━━━━━ RECORDS FOR THIS EXERCISE ━━━━━

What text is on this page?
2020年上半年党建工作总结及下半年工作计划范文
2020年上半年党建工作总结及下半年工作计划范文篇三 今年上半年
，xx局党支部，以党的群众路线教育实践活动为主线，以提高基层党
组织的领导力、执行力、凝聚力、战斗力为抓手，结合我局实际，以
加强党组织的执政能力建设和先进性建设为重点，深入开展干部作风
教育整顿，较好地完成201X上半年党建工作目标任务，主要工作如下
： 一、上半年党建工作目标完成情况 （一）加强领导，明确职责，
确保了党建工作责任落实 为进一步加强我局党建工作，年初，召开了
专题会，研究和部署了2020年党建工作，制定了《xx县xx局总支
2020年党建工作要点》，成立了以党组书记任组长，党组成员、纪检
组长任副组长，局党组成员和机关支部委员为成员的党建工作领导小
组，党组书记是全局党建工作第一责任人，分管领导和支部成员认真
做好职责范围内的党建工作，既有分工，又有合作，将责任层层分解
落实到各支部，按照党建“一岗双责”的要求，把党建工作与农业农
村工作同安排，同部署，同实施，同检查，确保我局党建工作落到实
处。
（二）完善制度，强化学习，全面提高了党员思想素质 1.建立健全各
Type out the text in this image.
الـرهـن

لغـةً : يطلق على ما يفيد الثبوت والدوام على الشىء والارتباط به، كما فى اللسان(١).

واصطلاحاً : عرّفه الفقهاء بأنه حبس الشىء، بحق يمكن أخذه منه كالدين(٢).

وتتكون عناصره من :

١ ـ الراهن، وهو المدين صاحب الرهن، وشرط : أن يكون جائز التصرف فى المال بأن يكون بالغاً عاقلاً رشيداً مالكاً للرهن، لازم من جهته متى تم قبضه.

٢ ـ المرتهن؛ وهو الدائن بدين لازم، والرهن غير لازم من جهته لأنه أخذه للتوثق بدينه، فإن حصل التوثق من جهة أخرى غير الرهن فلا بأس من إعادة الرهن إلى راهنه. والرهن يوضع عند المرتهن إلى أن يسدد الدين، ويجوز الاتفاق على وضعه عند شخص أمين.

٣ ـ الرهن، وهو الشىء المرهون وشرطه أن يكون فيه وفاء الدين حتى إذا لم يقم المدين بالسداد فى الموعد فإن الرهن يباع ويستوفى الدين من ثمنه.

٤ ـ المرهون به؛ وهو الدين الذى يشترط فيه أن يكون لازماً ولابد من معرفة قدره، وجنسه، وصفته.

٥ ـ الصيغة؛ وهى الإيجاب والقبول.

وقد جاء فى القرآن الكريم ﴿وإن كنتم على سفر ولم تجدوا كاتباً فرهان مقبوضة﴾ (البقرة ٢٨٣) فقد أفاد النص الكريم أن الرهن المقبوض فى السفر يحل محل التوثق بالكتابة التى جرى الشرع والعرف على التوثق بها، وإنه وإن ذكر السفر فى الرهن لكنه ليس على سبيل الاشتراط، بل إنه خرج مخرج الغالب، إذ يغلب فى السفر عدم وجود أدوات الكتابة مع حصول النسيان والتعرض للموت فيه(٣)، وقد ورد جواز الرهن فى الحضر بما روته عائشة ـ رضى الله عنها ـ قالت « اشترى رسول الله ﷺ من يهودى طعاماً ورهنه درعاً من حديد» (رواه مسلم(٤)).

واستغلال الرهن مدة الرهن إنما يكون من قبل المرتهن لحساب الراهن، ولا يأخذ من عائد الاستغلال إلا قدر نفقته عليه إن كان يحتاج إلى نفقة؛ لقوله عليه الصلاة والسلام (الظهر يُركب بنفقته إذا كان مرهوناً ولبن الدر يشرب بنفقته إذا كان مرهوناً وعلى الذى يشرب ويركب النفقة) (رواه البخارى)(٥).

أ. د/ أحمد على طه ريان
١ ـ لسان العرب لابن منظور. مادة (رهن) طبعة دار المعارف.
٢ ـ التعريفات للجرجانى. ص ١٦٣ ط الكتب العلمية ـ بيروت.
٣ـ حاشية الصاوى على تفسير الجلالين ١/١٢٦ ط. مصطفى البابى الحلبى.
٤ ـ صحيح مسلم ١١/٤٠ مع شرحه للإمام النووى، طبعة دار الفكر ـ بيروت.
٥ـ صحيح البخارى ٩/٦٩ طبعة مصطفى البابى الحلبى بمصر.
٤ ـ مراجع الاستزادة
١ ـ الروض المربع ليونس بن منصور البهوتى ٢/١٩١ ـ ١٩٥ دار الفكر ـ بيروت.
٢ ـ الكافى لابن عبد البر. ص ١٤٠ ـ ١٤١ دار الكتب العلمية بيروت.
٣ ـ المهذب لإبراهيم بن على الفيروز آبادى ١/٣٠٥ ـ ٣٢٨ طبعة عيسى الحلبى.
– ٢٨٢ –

━━━━━

• PROBLEM DESCRIPTION
Could you reproduce every record above exactly as it appears?

• RESPONSE TO THIS EXERCISE
What text is on this page?
2020年上半年党建工作总结及下半年工作计划范文
2020年上半年党建工作总结及下半年工作计划范文篇三 今年上半年
，xx局党支部，以党的群众路线教育实践活动为主线，以提高基层党
组织的领导力、执行力、凝聚力、战斗力为抓手，结合我局实际，以
加强党组织的执政能力建设和先进性建设为重点，深入开展干部作风
教育整顿，较好地完成201X上半年党建工作目标任务，主要工作如下
： 一、上半年党建工作目标完成情况 （一）加强领导，明确职责，
确保了党建工作责任落实 为进一步加强我局党建工作，年初，召开了
专题会，研究和部署了2020年党建工作，制定了《xx县xx局总支
2020年党建工作要点》，成立了以党组书记任组长，党组成员、纪检
组长任副组长，局党组成员和机关支部委员为成员的党建工作领导小
组，党组书记是全局党建工作第一责任人，分管领导和支部成员认真
做好职责范围内的党建工作，既有分工，又有合作，将责任层层分解
落实到各支部，按照党建“一岗双责”的要求，把党建工作与农业农
村工作同安排，同部署，同实施，同检查，确保我局党建工作落到实
处。
（二）完善制度，强化学习，全面提高了党员思想素质 1.建立健全各
Type out the text in this image.
الـرهـن

لغـةً : يطلق على ما يفيد الثبوت والدوام على الشىء والارتباط به، كما فى اللسان(١).

واصطلاحاً : عرّفه الفقهاء بأنه حبس الشىء، بحق يمكن أخذه منه كالدين(٢).

وتتكون عناصره من :

١ ـ الراهن، وهو المدين صاحب الرهن، وشرط : أن يكون جائز التصرف فى المال بأن يكون بالغاً عاقلاً رشيداً مالكاً للرهن، لازم من جهته متى تم قبضه.

٢ ـ المرتهن؛ وهو الدائن بدين لازم، والرهن غير لازم من جهته لأنه أخذه للتوثق بدينه، فإن حصل التوثق من جهة أخرى غير الرهن فلا بأس من إعادة الرهن إلى راهنه. والرهن يوضع عند المرتهن إلى أن يسدد الدين، ويجوز الاتفاق على وضعه عند شخص أمين.

٣ ـ الرهن، وهو الشىء المرهون وشرطه أن يكون فيه وفاء الدين حتى إذا لم يقم المدين بالسداد فى الموعد فإن الرهن يباع ويستوفى الدين من ثمنه.

٤ ـ المرهون به؛ وهو الدين الذى يشترط فيه أن يكون لازماً ولابد من معرفة قدره، وجنسه، وصفته.

٥ ـ الصيغة؛ وهى الإيجاب والقبول.

وقد جاء فى القرآن الكريم ﴿وإن كنتم على سفر ولم تجدوا كاتباً فرهان مقبوضة﴾ (البقرة ٢٨٣) فقد أفاد النص الكريم أن الرهن المقبوض فى السفر يحل محل التوثق بالكتابة التى جرى الشرع والعرف على التوثق بها، وإنه وإن ذكر السفر فى الرهن لكنه ليس على سبيل الاشتراط، بل إنه خرج مخرج الغالب، إذ يغلب فى السفر عدم وجود أدوات الكتابة مع حصول النسيان والتعرض للموت فيه(٣)، وقد ورد جواز الرهن فى الحضر بما روته عائشة ـ رضى الله عنها ـ قالت « اشترى رسول الله ﷺ من يهودى طعاماً ورهنه درعاً من حديد» (رواه مسلم(٤)).

واستغلال الرهن مدة الرهن إنما يكون من قبل المرتهن لحساب الراهن، ولا يأخذ من عائد الاستغلال إلا قدر نفقته عليه إن كان يحتاج إلى نفقة؛ لقوله عليه الصلاة والسلام (الظهر يُركب بنفقته إذا كان مرهوناً ولبن الدر يشرب بنفقته إذا كان مرهوناً وعلى الذى يشرب ويركب النفقة) (رواه البخارى)(٥).

أ. د/ أحمد على طه ريان
١ ـ لسان العرب لابن منظور. مادة (رهن) طبعة دار المعارف.
٢ ـ التعريفات للجرجانى. ص ١٦٣ ط الكتب العلمية ـ بيروت.
٣ـ حاشية الصاوى على تفسير الجلالين ١/١٢٦ ط. مصطفى البابى الحلبى.
٤ ـ صحيح مسلم ١١/٤٠ مع شرحه للإمام النووى، طبعة دار الفكر ـ بيروت.
٥ـ صحيح البخارى ٩/٦٩ طبعة مصطفى البابى الحلبى بمصر.
٤ ـ مراجع الاستزادة
١ ـ الروض المربع ليونس بن منصور البهوتى ٢/١٩١ ـ ١٩٥ دار الفكر ـ بيروت.
٢ ـ الكافى لابن عبد البر. ص ١٤٠ ـ ١٤١ دار الكتب العلمية بيروت.
٣ ـ المهذب لإبراهيم بن على الفيروز آبادى ١/٣٠٥ ـ ٣٢٨ طبعة عيسى الحلبى.
– ٢٨٢ –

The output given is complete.